## PROVIDED PASSAGE
--- Start ---

The power of our Board of Directors to designate and issue shares of preferred stock could have an adverse effect on holders of our common stock.

 

Our certificate of incorporation authorizes our board of directors to designate and issue one or more series of preferred stock, having rights and preferences as the board may determine, and any such designations and issuances could have an adverse effect on the rights of holders of common stock.

 

ITEM 3. QUANTITATIVE AND QUALITATIVE DISCLOSURE ABOUT MARKET RISKS

 

FOREIGN CURRENCY EXCHANGE RATE RISK

 

While our reporting currency is the U.S. Dollar, to date virtually all of our revenues and costs are denominated in Renminbi and a significant portion of our assets and liabilities are denominated in Renminbi. As a result, we are exposed to foreign exchange risk as our revenues and results of operations may be affected by fluctuations in the exchange rate between U.S. Dollars and Renminbi. If the Renminbi depreciates against the U.S. Dollar, the value of our Renminbi revenues and assets as expressed in our U.S. Dollar financial statements will decline. We do not hold any derivative or other financial instruments that expose us to substantial market risk. See “Risk Factors—We may suffer currency exchange risks if the Renminbi fluctuates relative to the U.S. Dollar.”

--- End ---

## GIVEN REQUEST
Update the passage on preferred stock and currency risk by writing out everything from "Our certificate of" down to "of common stock." with "certificate of incorporation" changed to "articles of incorporation".

## SOURCE EXCERPT
--- Start ---

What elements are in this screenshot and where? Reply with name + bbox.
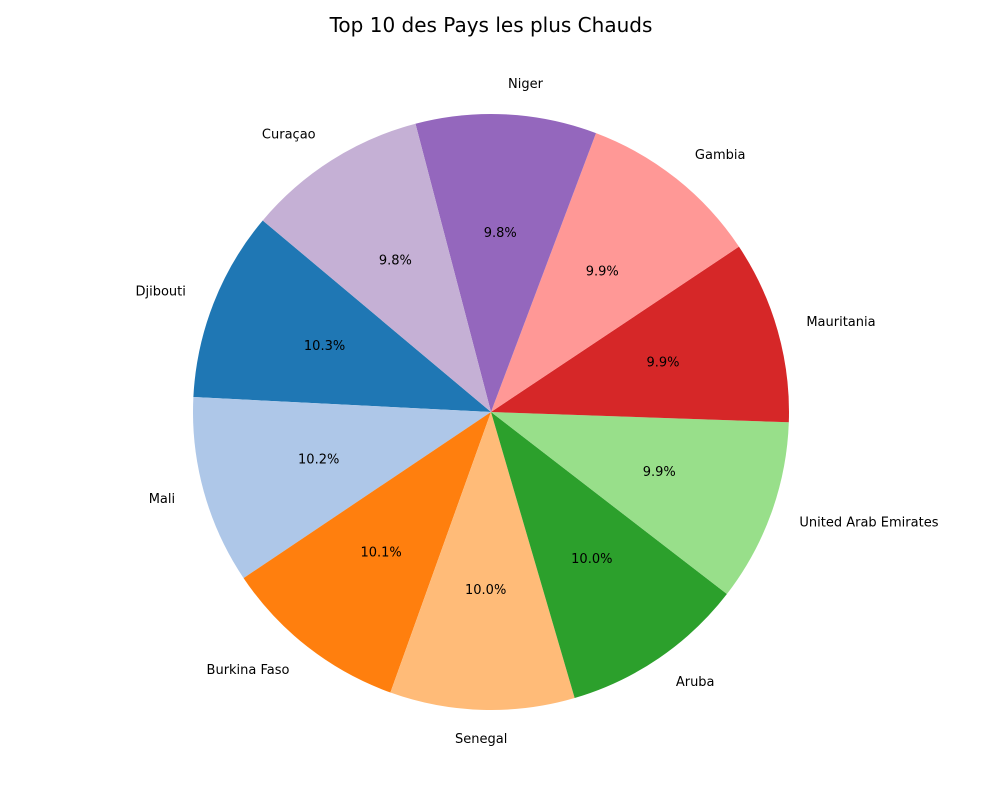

--- End ---

## TASK RESULT
Our articles of incorporation authorizes our board of directors to designate and issue one or more series of preferred stock, having rights and preferences as the board may determine, and any such designations and issuances could have an adverse effect on the rights of holders of common stock.